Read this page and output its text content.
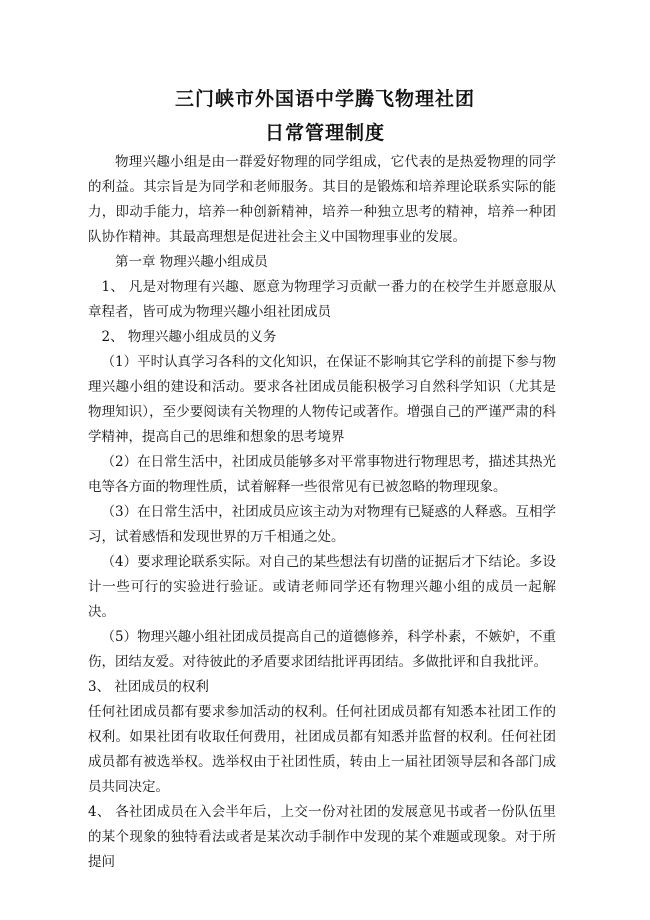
三门峡市外国语中学腾飞物理社团
日常管理制度

物理兴趣小组是由一群爱好物理的同学组成，它代表的是热爱物理的同学的利益。其宗旨是为同学和老师服务。其目的是锻炼和培养理论联系实际的能力，即动手能力，培养一种创新精神，培养一种独立思考的精神，培养一种团队协作精神。其最高理想是促进社会主义中国物理事业的发展。

第一章 物理兴趣小组成员

1、 凡是对物理有兴趣、愿意为物理学习贡献一番力的在校学生并愿意服从章程者，皆可成为物理兴趣小组社团成员

2、 物理兴趣小组成员的义务

（1）平时认真学习各科的文化知识，在保证不影响其它学科的前提下参与物理兴趣小组的建设和活动。要求各社团成员能积极学习自然科学知识（尤其是物理知识），至少要阅读有关物理的人物传记或著作。增强自己的严谨严肃的科学精神，提高自己的思维和想象的思考境界

（2）在日常生活中，社团成员能够多对平常事物进行物理思考，描述其热光电等各方面的物理性质，试着解释一些很常见有已被忽略的物理现象。

（3）在日常生活中，社团成员应该主动为对物理有已疑惑的人释惑。互相学习，试着感悟和发现世界的万千相通之处。

（4）要求理论联系实际。对自己的某些想法有切凿的证据后才下结论。多设计一些可行的实验进行验证。或请老师同学还有物理兴趣小组的成员一起解决。

（5）物理兴趣小组社团成员提高自己的道德修养，科学朴素，不嫉妒，不重伤，团结友爱。对待彼此的矛盾要求团结批评再团结。多做批评和自我批评。

3、 社团成员的权利

任何社团成员都有要求参加活动的权利。任何社团成员都有知悉本社团工作的权利。如果社团有收取任何费用，社团成员都有知悉并监督的权利。任何社团成员都有被选举权。选举权由于社团性质，转由上一届社团领导层和各部门成员共同决定。

4、 各社团成员在入会半年后，上交一份对社团的发展意见书或者一份队伍里的某个现象的独特看法或者是某次动手制作中发现的某个难题或现象。对于所提问
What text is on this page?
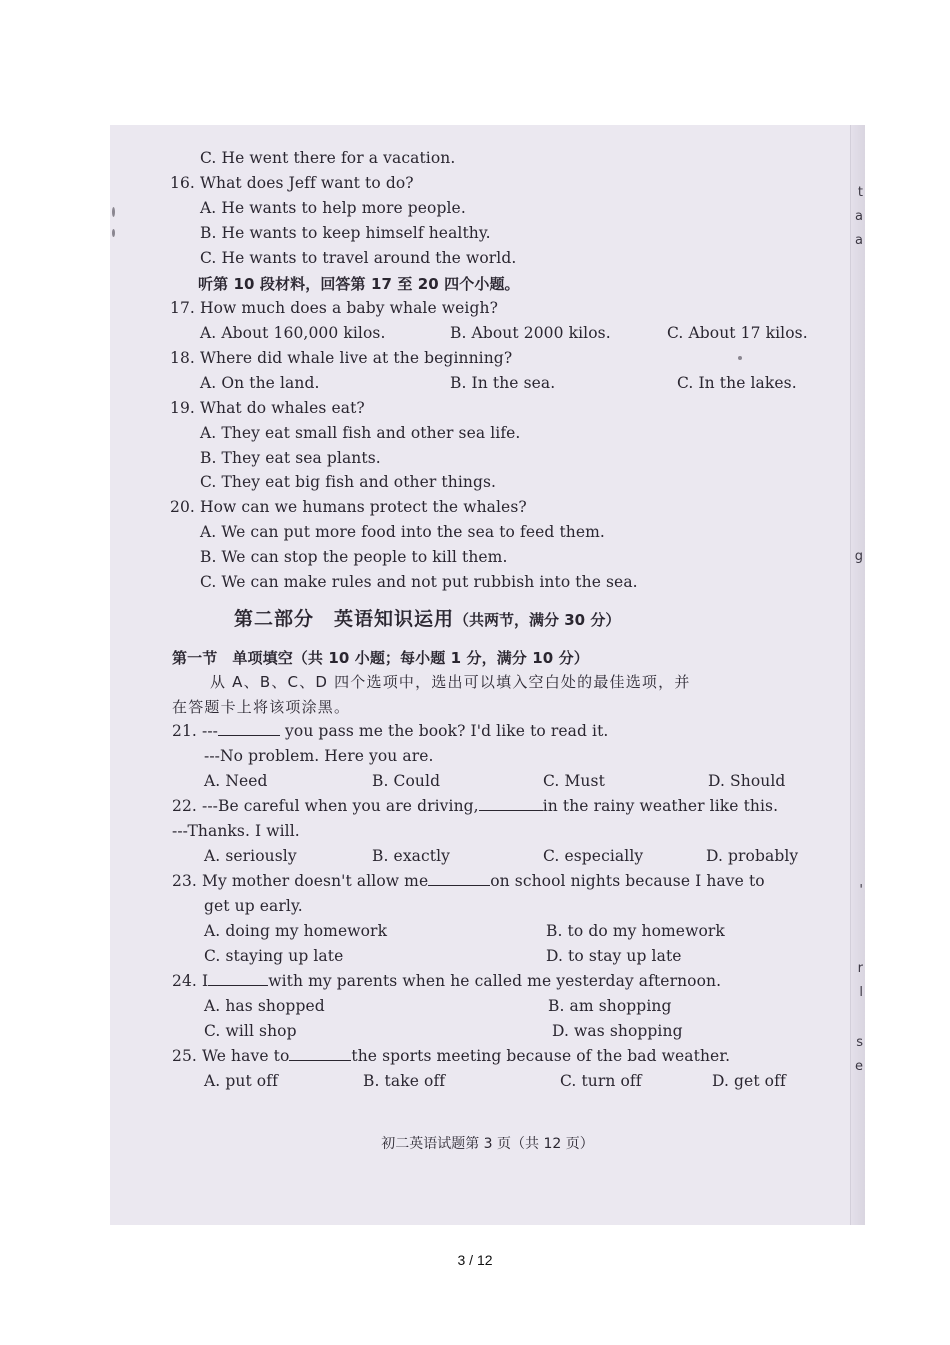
t
a
a
g
'
r
l
s
e
C. He went there for a vacation.
16. What does Jeff want to do?
A. He wants to help more people.
B. He wants to keep himself healthy.
C. He wants to travel around the world.
听第 10 段材料，回答第 17 至 20 四个小题。
17. How much does a baby whale weigh?
A. About 160,000 kilos.	B. About 2000 kilos.	C. About 17 kilos.
18. Where did whale live at the beginning?
A. On the land.	B. In the sea.	C. In the lakes.
19. What do whales eat?
A. They eat small fish and other sea life.
B. They eat sea plants.
C. They eat big fish and other things.
20. How can we humans protect the whales?
A. We can put more food into the sea to feed them.
B. We can stop the people to kill them.
C. We can make rules and not put rubbish into the sea.
第二部分　英语知识运用（共两节，满分 30 分）
第一节　单项填空（共 10 小题；每小题 1 分，满分 10 分）
从 A、B、C、D 四个选项中，选出可以填入空白处的最佳选项，并
在答题卡上将该项涂黑。
21. ---	you pass me the book? I'd like to read it.
---No problem. Here you are.
A. Need	B. Could	C. Must	D. Should
22. ---Be careful when you are driving,	in the rainy weather like this.
---Thanks. I will.
A. seriously	B. exactly	C. especially	D. probably
23. My mother doesn't allow me	on school nights because I have to
get up early.
A. doing my homework	B. to do my homework
C. staying up late	D. to stay up late
24. I	with my parents when he called me yesterday afternoon.
A. has shopped	B. am shopping
C. will shop	D. was shopping
25. We have to	the sports meeting because of the bad weather.
A. put off	B. take off	C. turn off	D. get off
初二英语试题第 3 页（共 12 页）
3 / 12
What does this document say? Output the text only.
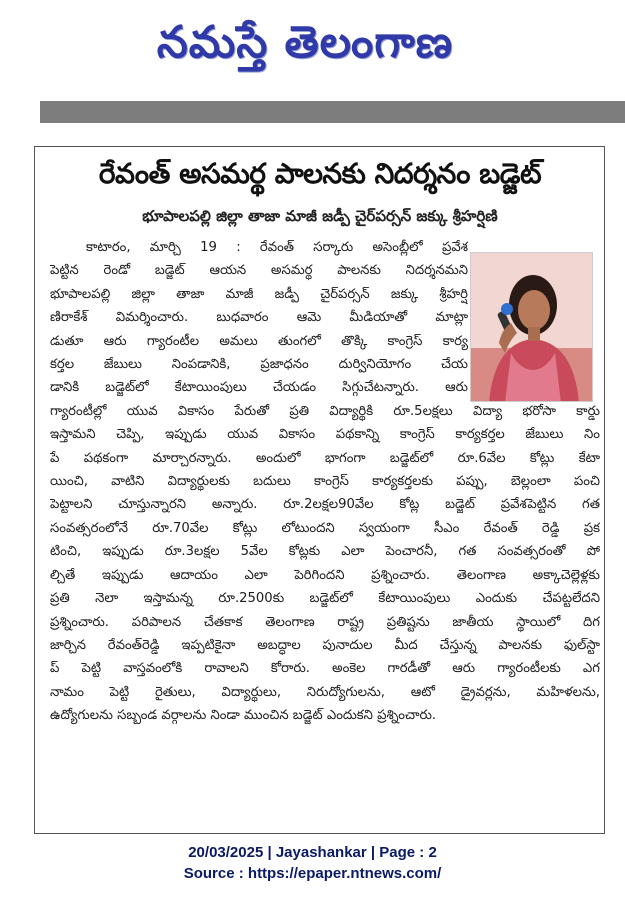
నమస్తే తెలంగాణ
రేవంత్ అసమర్థ పాలనకు నిదర్శనం బడ్జెట్
భూపాలపల్లి జిల్లా తాజా మాజీ జడ్పీ చైర్‌పర్సన్ జక్కు శ్రీహర్షిణి
కాటారం, మార్చి 19 : రేవంత్ సర్కారు అసెంబ్లీలో ప్రవేశ
పెట్టిన రెండో బడ్జెట్ ఆయన అసమర్థ పాలనకు నిదర్శనమని
భూపాలపల్లి జిల్లా తాజా మాజీ జడ్పీ చైర్‌పర్సన్ జక్కు శ్రీహర్షి
ణిరాకేశ్ విమర్శించారు. బుధవారం ఆమె మీడియాతో మాట్లా
డుతూ ఆరు గ్యారంటీల అమలు తుంగలో తొక్కి కాంగ్రెస్ కార్య
కర్తల జేబులు నింపడానికి, ప్రజాధనం దుర్వినియోగం చేయ
డానికి బడ్జెట్‌లో కేటాయింపులు చేయడం సిగ్గుచేటన్నారు. ఆరు
గ్యారంటీల్లో యువ వికాసం పేరుతో ప్రతి విద్యార్థికి రూ.5లక్షలు విద్యా భరోసా కార్డు
ఇస్తామని చెప్పి, ఇప్పుడు యువ వికాసం పథకాన్ని కాంగ్రెస్ కార్యకర్తల జేబులు నిం
పే పథకంగా మార్చారన్నారు. అందులో భాగంగా బడ్జెట్‌లో రూ.6వేల కోట్లు కేటా
యించి, వాటిని విద్యార్థులకు బదులు కాంగ్రెస్ కార్యకర్తలకు పప్పు, బెల్లంలా పంచి
పెట్టాలని చూస్తున్నారని అన్నారు. రూ.2లక్షల90వేల కోట్ల బడ్జెట్ ప్రవేశపెట్టిన గత
సంవత్సరంలోనే రూ.70వేల కోట్లు లోటుందని స్వయంగా సీఎం రేవంత్ రెడ్డి ప్రక
టించి, ఇప్పుడు రూ.3లక్షల 5వేల కోట్లకు ఎలా పెంచారనీ, గత సంవత్సరంతో పో
ల్చితే ఇప్పుడు ఆదాయం ఎలా పెరిగిందని ప్రశ్నించారు. తెలంగాణ అక్కాచెల్లెళ్లకు
ప్రతి నెలా ఇస్తామన్న రూ.2500కు బడ్జెట్‌లో కేటాయింపులు ఎందుకు చేపట్టలేదని
ప్రశ్నించారు. పరిపాలన చేతకాక తెలంగాణ రాష్ట్ర ప్రతిష్టను జాతీయ స్థాయిలో దిగ
జార్చిన రేవంత్‌రెడ్డి ఇప్పటికైనా అబద్ధాల పునాదుల మీద చేస్తున్న పాలనకు ఫుల్‌స్టా
ప్ పెట్టి వాస్తవంలోకి రావాలని కోరారు. అంకెల గారడీతో ఆరు గ్యారంటీలకు ఎగ
నామం పెట్టి రైతులు, విద్యార్థులు, నిరుద్యోగులను, ఆటో డ్రైవర్లను, మహిళలను,
ఉద్యోగులను సబ్బండ వర్గాలను నిండా ముంచిన బడ్జెట్ ఎందుకని ప్రశ్నించారు.
20/03/2025 | Jayashankar | Page : 2
Source : https://epaper.ntnews.com/
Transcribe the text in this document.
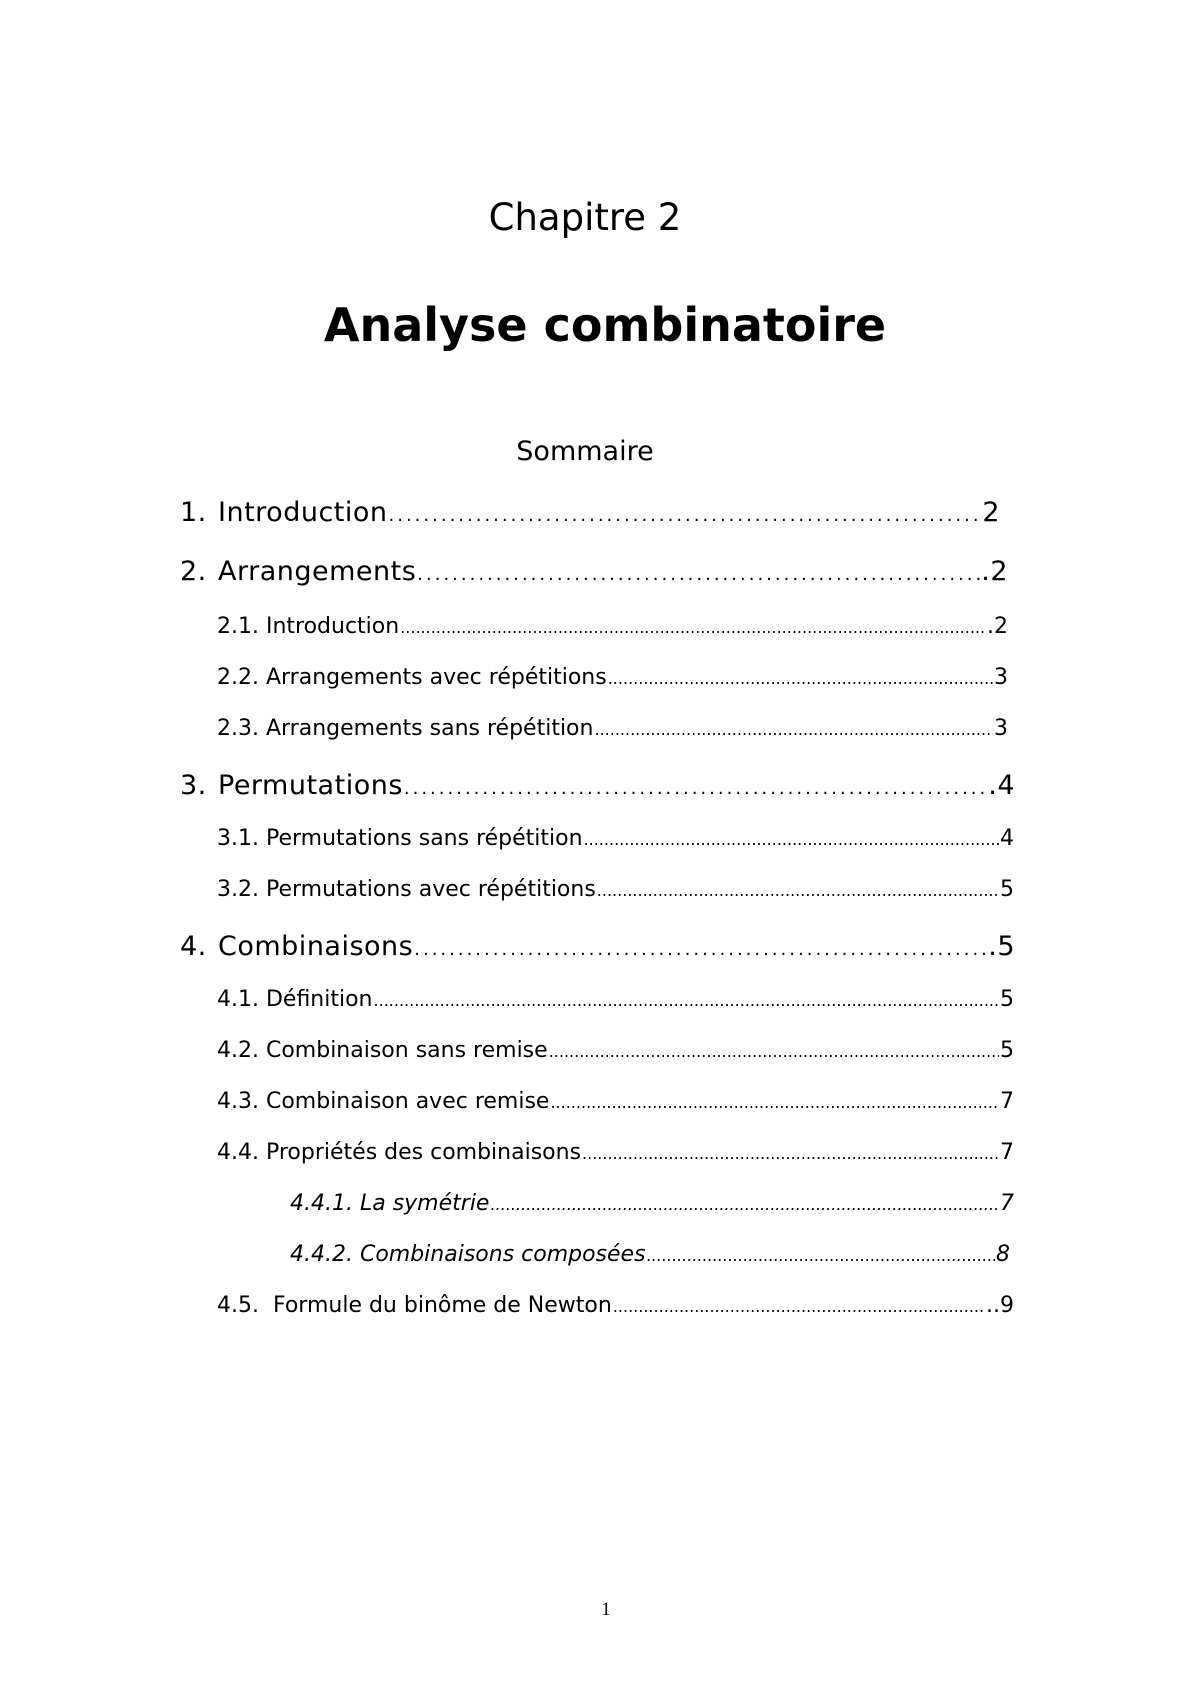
Chapitre 2
Analyse combinatoire
Sommaire
1. Introduction .....	2
2. Arrangements .....	.2
2.1. Introduction .....	.2
2.2. Arrangements avec répétitions .....	3
2.3. Arrangements sans répétition .....	3
3. Permutations .....	.4
3.1. Permutations sans répétition .....	4
3.2. Permutations avec répétitions .....	5
4. Combinaisons .....	.5
4.1. Définition .....	5
4.2. Combinaison sans remise .....	5
4.3. Combinaison avec remise .....	7
4.4. Propriétés des combinaisons .....	7
4.4.1. La symétrie .....	7
4.4.2. Combinaisons composées .....	8
4.5.  Formule du binôme de Newton .....	..9
1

※

What is needed: Omit every picture while copying the listing above exactly.

Task answer:
Read this page and output its text content.
三门峡市外国语中学腾飞物理社团
日常管理制度

物理兴趣小组是由一群爱好物理的同学组成，它代表的是热爱物理的同学的利益。其宗旨是为同学和老师服务。其目的是锻炼和培养理论联系实际的能力，即动手能力，培养一种创新精神，培养一种独立思考的精神，培养一种团队协作精神。其最高理想是促进社会主义中国物理事业的发展。

第一章 物理兴趣小组成员

1、 凡是对物理有兴趣、愿意为物理学习贡献一番力的在校学生并愿意服从章程者，皆可成为物理兴趣小组社团成员

2、 物理兴趣小组成员的义务

（1）平时认真学习各科的文化知识，在保证不影响其它学科的前提下参与物理兴趣小组的建设和活动。要求各社团成员能积极学习自然科学知识（尤其是物理知识），至少要阅读有关物理的人物传记或著作。增强自己的严谨严肃的科学精神，提高自己的思维和想象的思考境界

（2）在日常生活中，社团成员能够多对平常事物进行物理思考，描述其热光电等各方面的物理性质，试着解释一些很常见有已被忽略的物理现象。

（3）在日常生活中，社团成员应该主动为对物理有已疑惑的人释惑。互相学习，试着感悟和发现世界的万千相通之处。

（4）要求理论联系实际。对自己的某些想法有切凿的证据后才下结论。多设计一些可行的实验进行验证。或请老师同学还有物理兴趣小组的成员一起解决。

（5）物理兴趣小组社团成员提高自己的道德修养，科学朴素，不嫉妒，不重伤，团结友爱。对待彼此的矛盾要求团结批评再团结。多做批评和自我批评。

3、 社团成员的权利

任何社团成员都有要求参加活动的权利。任何社团成员都有知悉本社团工作的权利。如果社团有收取任何费用，社团成员都有知悉并监督的权利。任何社团成员都有被选举权。选举权由于社团性质，转由上一届社团领导层和各部门成员共同决定。

4、 各社团成员在入会半年后，上交一份对社团的发展意见书或者一份队伍里的某个现象的独特看法或者是某次动手制作中发现的某个难题或现象。对于所提问
What text is on this page?
t
a
a
g
'
r
l
s
e
C. He went there for a vacation.
16. What does Jeff want to do?
A. He wants to help more people.
B. He wants to keep himself healthy.
C. He wants to travel around the world.
听第 10 段材料，回答第 17 至 20 四个小题。
17. How much does a baby whale weigh?
A. About 160,000 kilos.	B. About 2000 kilos.	C. About 17 kilos.
18. Where did whale live at the beginning?
A. On the land.	B. In the sea.	C. In the lakes.
19. What do whales eat?
A. They eat small fish and other sea life.
B. They eat sea plants.
C. They eat big fish and other things.
20. How can we humans protect the whales?
A. We can put more food into the sea to feed them.
B. We can stop the people to kill them.
C. We can make rules and not put rubbish into the sea.
第二部分　英语知识运用（共两节，满分 30 分）
第一节　单项填空（共 10 小题；每小题 1 分，满分 10 分）
从 A、B、C、D 四个选项中，选出可以填入空白处的最佳选项，并
在答题卡上将该项涂黑。
21. ---	you pass me the book? I'd like to read it.
---No problem. Here you are.
A. Need	B. Could	C. Must	D. Should
22. ---Be careful when you are driving,	in the rainy weather like this.
---Thanks. I will.
A. seriously	B. exactly	C. especially	D. probably
23. My mother doesn't allow me	on school nights because I have to
get up early.
A. doing my homework	B. to do my homework
C. staying up late	D. to stay up late
24. I	with my parents when he called me yesterday afternoon.
A. has shopped	B. am shopping
C. will shop	D. was shopping
25. We have to	the sports meeting because of the bad weather.
A. put off	B. take off	C. turn off	D. get off
初二英语试题第 3 页（共 12 页）
3 / 12
What does this document say? Output the text only.
నమస్తే తెలంగాణ
రేవంత్ అసమర్థ పాలనకు నిదర్శనం బడ్జెట్
భూపాలపల్లి జిల్లా తాజా మాజీ జడ్పీ చైర్‌పర్సన్ జక్కు శ్రీహర్షిణి
కాటారం, మార్చి 19 : రేవంత్ సర్కారు అసెంబ్లీలో ప్రవేశ
పెట్టిన రెండో బడ్జెట్ ఆయన అసమర్థ పాలనకు నిదర్శనమని
భూపాలపల్లి జిల్లా తాజా మాజీ జడ్పీ చైర్‌పర్సన్ జక్కు శ్రీహర్షి
ణిరాకేశ్ విమర్శించారు. బుధవారం ఆమె మీడియాతో మాట్లా
డుతూ ఆరు గ్యారంటీల అమలు తుంగలో తొక్కి కాంగ్రెస్ కార్య
కర్తల జేబులు నింపడానికి, ప్రజాధనం దుర్వినియోగం చేయ
డానికి బడ్జెట్‌లో కేటాయింపులు చేయడం సిగ్గుచేటన్నారు. ఆరు
గ్యారంటీల్లో యువ వికాసం పేరుతో ప్రతి విద్యార్థికి రూ.5లక్షలు విద్యా భరోసా కార్డు
ఇస్తామని చెప్పి, ఇప్పుడు యువ వికాసం పథకాన్ని కాంగ్రెస్ కార్యకర్తల జేబులు నిం
పే పథకంగా మార్చారన్నారు. అందులో భాగంగా బడ్జెట్‌లో రూ.6వేల కోట్లు కేటా
యించి, వాటిని విద్యార్థులకు బదులు కాంగ్రెస్ కార్యకర్తలకు పప్పు, బెల్లంలా పంచి
పెట్టాలని చూస్తున్నారని అన్నారు. రూ.2లక్షల90వేల కోట్ల బడ్జెట్ ప్రవేశపెట్టిన గత
సంవత్సరంలోనే రూ.70వేల కోట్లు లోటుందని స్వయంగా సీఎం రేవంత్ రెడ్డి ప్రక
టించి, ఇప్పుడు రూ.3లక్షల 5వేల కోట్లకు ఎలా పెంచారనీ, గత సంవత్సరంతో పో
ల్చితే ఇప్పుడు ఆదాయం ఎలా పెరిగిందని ప్రశ్నించారు. తెలంగాణ అక్కాచెల్లెళ్లకు
ప్రతి నెలా ఇస్తామన్న రూ.2500కు బడ్జెట్‌లో కేటాయింపులు ఎందుకు చేపట్టలేదని
ప్రశ్నించారు. పరిపాలన చేతకాక తెలంగాణ రాష్ట్ర ప్రతిష్టను జాతీయ స్థాయిలో దిగ
జార్చిన రేవంత్‌రెడ్డి ఇప్పటికైనా అబద్ధాల పునాదుల మీద చేస్తున్న పాలనకు ఫుల్‌స్టా
ప్ పెట్టి వాస్తవంలోకి రావాలని కోరారు. అంకెల గారడీతో ఆరు గ్యారంటీలకు ఎగ
నామం పెట్టి రైతులు, విద్యార్థులు, నిరుద్యోగులను, ఆటో డ్రైవర్లను, మహిళలను,
ఉద్యోగులను సబ్బండ వర్గాలను నిండా ముంచిన బడ్జెట్ ఎందుకని ప్రశ్నించారు.
20/03/2025 | Jayashankar | Page : 2
Source : https://epaper.ntnews.com/
Transcribe the text in this document.
Chapitre 2
Analyse combinatoire
Sommaire
1. Introduction .....	2
2. Arrangements .....	.2
2.1. Introduction .....	.2
2.2. Arrangements avec répétitions .....	3
2.3. Arrangements sans répétition .....	3
3. Permutations .....	.4
3.1. Permutations sans répétition .....	4
3.2. Permutations avec répétitions .....	5
4. Combinaisons .....	.5
4.1. Définition .....	5
4.2. Combinaison sans remise .....	5
4.3. Combinaison avec remise .....	7
4.4. Propriétés des combinaisons .....	7
4.4.1. La symétrie .....	7
4.4.2. Combinaisons composées .....	8
4.5.  Formule du binôme de Newton .....	..9
1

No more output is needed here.